### TEXT EXCERPT
★ ★ ★ ★ ★

What comes to mind when you think of McMaster University? Great medical school? Decent football team? Large, sprawling campus? Whatever image you have of McMaster University, you probably weren’t aware that, more than anything else, it was once what drew Baptists in central Canada together, and then split them apart - understanding how is an important part of the history of the Fellowship of Evangelical Baptist Churches of Canada.

The formation of McMaster University

While Baptist churches in Ontario thrived in many ways throughout the 1800s, it was a centre of theological and literary studies called the Canadian Literary Institute that would give unity to them. In 1860, Robert Alexander Fyfe, who had pastored what is now known as Jarvis Street Baptist Church became the school’s first principal and it thrived under his leadership. After his death, the school was relocated to a building in Toronto, funded by a millionaire Baptist senator named William McMaster, and renamed Toronto Baptist College. When McMaster died, he left funds to start a Baptist university. Toronto Baptist College thus became McMaster University in 1887. The theological education provided by McMaster University gave the motivation needed for the formation of the Baptist Convention of Ontario and Quebec in the following year.

The Fundamentalist-Modernist Controversy

McMaster University provided theological education for many young pastors, but in the 1920s, it fell prey to what is known as the Fundamentalist–Modernist Controversy. Debate erupted between those who held to the inerrancy of Scripture and the atoning death of Jesus (Fundamentalists), and those who tried to reinterpret Christian beliefs in light of contemporary science, philosophy, and culture (Modernists).

A popular professor named Laurance Henry Marshall was at the centre of the storm. He voiced his belief in evolution, rejected the infallibility of God’s Word, and dismissed the belief that Jesus died on the cross on behalf of sinners to satisfy God’s righteous anger. While there were Bible-believing men leading the McMaster administration, many of the university’s donors supported the new liberal theology, and so it seemed to them fair to give voice to liberal teachings in the classroom. Many were convinced otherwise.

★ ★ ★ ★ ★

### LISTED ENTRIES
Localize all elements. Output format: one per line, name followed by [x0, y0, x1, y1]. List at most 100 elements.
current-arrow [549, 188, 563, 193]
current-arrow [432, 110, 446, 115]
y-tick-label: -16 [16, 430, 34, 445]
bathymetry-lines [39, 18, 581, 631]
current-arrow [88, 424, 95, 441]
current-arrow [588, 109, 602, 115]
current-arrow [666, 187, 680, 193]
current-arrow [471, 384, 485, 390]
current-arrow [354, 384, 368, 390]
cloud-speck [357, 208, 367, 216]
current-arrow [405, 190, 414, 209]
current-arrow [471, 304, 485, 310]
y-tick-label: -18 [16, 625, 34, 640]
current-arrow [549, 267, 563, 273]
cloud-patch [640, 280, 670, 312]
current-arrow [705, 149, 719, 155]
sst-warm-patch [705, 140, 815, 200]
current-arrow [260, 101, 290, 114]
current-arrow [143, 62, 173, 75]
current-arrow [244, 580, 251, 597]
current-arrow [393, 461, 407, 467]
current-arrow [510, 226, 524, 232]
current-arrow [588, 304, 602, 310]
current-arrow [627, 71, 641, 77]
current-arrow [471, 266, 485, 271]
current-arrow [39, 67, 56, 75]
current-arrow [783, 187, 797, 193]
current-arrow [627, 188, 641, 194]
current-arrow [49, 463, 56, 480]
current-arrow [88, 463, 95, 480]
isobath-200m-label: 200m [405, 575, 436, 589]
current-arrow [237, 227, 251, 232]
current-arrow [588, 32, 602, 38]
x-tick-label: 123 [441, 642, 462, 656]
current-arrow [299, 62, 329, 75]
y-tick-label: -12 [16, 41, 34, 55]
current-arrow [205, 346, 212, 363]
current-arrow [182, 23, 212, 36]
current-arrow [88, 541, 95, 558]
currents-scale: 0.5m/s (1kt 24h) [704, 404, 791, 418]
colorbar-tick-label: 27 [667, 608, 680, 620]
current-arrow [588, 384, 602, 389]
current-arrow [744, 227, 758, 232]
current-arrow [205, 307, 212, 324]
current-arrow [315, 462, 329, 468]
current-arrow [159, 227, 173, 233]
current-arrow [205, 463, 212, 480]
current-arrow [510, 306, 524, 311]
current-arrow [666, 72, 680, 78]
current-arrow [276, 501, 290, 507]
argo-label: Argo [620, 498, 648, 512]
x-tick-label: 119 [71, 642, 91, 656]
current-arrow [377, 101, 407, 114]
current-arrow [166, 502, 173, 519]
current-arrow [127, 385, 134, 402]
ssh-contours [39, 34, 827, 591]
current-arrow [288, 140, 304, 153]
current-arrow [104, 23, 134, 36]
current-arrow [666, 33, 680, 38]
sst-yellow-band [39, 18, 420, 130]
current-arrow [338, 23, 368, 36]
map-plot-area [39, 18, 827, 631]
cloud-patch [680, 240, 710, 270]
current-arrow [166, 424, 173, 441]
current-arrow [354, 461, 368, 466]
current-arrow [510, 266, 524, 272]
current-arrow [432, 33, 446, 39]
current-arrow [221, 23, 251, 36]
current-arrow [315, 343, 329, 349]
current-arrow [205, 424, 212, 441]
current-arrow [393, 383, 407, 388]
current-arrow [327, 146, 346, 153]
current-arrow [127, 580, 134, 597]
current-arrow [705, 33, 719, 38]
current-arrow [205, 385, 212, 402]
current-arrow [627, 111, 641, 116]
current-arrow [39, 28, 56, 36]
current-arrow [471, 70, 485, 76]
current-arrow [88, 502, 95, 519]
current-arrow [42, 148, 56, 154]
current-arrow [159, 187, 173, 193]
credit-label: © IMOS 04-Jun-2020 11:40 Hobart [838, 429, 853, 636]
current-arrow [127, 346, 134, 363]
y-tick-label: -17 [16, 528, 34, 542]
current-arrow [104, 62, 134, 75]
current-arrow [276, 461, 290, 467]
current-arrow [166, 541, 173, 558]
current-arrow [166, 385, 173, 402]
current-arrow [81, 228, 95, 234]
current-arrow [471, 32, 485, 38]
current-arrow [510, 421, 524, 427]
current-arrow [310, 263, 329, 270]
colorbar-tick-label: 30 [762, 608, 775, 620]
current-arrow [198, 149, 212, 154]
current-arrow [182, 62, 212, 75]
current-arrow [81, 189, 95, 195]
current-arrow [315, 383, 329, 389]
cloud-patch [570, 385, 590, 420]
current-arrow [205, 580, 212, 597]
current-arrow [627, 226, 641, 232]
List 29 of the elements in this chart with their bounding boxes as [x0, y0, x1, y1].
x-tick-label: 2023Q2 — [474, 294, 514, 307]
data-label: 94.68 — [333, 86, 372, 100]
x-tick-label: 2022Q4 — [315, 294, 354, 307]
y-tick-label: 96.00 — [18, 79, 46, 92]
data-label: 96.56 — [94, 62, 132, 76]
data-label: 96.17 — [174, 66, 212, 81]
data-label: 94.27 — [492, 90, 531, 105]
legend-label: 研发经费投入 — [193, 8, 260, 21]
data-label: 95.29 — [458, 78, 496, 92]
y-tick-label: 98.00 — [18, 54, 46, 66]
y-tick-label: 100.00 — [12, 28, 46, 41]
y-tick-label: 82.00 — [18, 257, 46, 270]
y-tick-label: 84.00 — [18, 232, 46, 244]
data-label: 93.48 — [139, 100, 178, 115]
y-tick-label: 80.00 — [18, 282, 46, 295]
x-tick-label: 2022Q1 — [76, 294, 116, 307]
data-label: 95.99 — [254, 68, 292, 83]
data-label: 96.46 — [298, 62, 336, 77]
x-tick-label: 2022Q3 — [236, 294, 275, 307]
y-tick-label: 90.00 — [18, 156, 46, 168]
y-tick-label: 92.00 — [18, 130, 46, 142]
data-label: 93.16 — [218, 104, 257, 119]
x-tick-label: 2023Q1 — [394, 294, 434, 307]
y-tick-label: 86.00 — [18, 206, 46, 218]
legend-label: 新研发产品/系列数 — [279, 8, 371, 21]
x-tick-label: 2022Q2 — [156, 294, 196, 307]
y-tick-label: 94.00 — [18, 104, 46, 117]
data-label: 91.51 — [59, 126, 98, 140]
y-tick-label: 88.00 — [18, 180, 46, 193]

★ ★ ★ ★ ★

### QUESTIONS TO ANSWER
[a] Answer these questions using the text on McMaster University's Baptist history:
(i) Who became the first principal of the Canadian Literary Institute in 1860?
(ii) In what year did Toronto Baptist College become McMaster University?
(iii) Which professor was at the center of the controversy at McMaster in the 1920s?
[b] Extend the text on McMaster University's Baptist history by a few paragraphs, beginning after its final sentence.

### ANSWER SET
[a]
(i) Robert Alexander Fyfe
(ii) 1887
(iii) Laurance Henry Marshall

[b]
The influence of T.T. Shields

At the forefront of the opposition to Marshall and the liberal teachings that had crept into McMaster was a gifted preacher and pastor named T.T. Shields. He led Jarvis Street Baptist Church, the largest Baptist church in the country at the time, and his newspaper, the Gospel Witness, reached 30,000 subscribers in 16 countries. He was vocal in his criticism of both liberal theology and McMaster University, and in 1926 was eventually expelled from the Baptist Convention. Seventy churches followed his exit and a year later, he opened a new school, Toronto Baptist Seminary which became their symbol of unity. In 1928, the Union of Regular Baptist Churches of Ontario and Quebec was formed with 77 member churches.

Growing pains and a new fellowship

The newly-formed group had high hopes for growth and unity but these hopes were short-lived. In 1931, T.T. Shields insisted that the youth association and the women’s missionary society needed to be under the authority of Union churches, and when some of the other pastors disagreed, they were expelled from the Union. Nine churches were forced out and two years later, the expelled pastors joined with other Evangelical Baptist churches which had never been a part of the Union, and they formed the Fellowship of Independent Baptist Churches of Canada. They were Baptists united in their opposition to liberalism, but also in their dislike of the abrasive and often authoritarian leadership of Shields. From 1933 to 1950, the Fellowship grew from twenty-seven churches to one hundred twenty-four.

Tensions mount as Shields departs

Meanwhile, T.T. Shields caused more and more dissent within the Union. The final straw came when Shields fired the President of Toronto Baptist Seminary, W. Gordon Brown. Shields was against allowing students from Fellowship churches into Toronto Baptist Seminary while Brown actively developed greater cooperation. Upon Brown’s removal, a majority of teachers as well as fifty of the seventy-five students left Toronto Baptist Seminary and in 1949 formed Central Baptist Seminary, which would later become Heritage College and Theological Seminary. Frustrated with the dissent, Shields pulled his church out of the Union and a small group of churches formed the Association of Regular Baptist Churches, a group which dwindled to ten or so churches in the early 2000s and eventually disbanded.

The birth of the Fellowship of Evangelical Baptist Churches in Canada

In 1953, the Union of Regular Baptists (now free from the leadership of T.T. Shields) and the Fellowship of Independent Baptists (which had originally been expelled from the Union by T.T. Shields) formed the Fellowship of Evangelical Baptist Churches in Canada. They were joined in 1965 by the Regular Baptists of British Columbia and the Baptist congregations in the Prairie Provinces Convention and became a national fellowship.

No more wrangling!

Jack Scott, then pastor of Forward Baptist Church in Toronto, summarized well the spirit of the Fellowship’s founders: “There should be a spirit among the churches of evangelical Baptists that we should go out and preach the gospel, build churches, get souls saved, get involved in missions and not spend our time wrangling.” May that spirit characterize our witness today!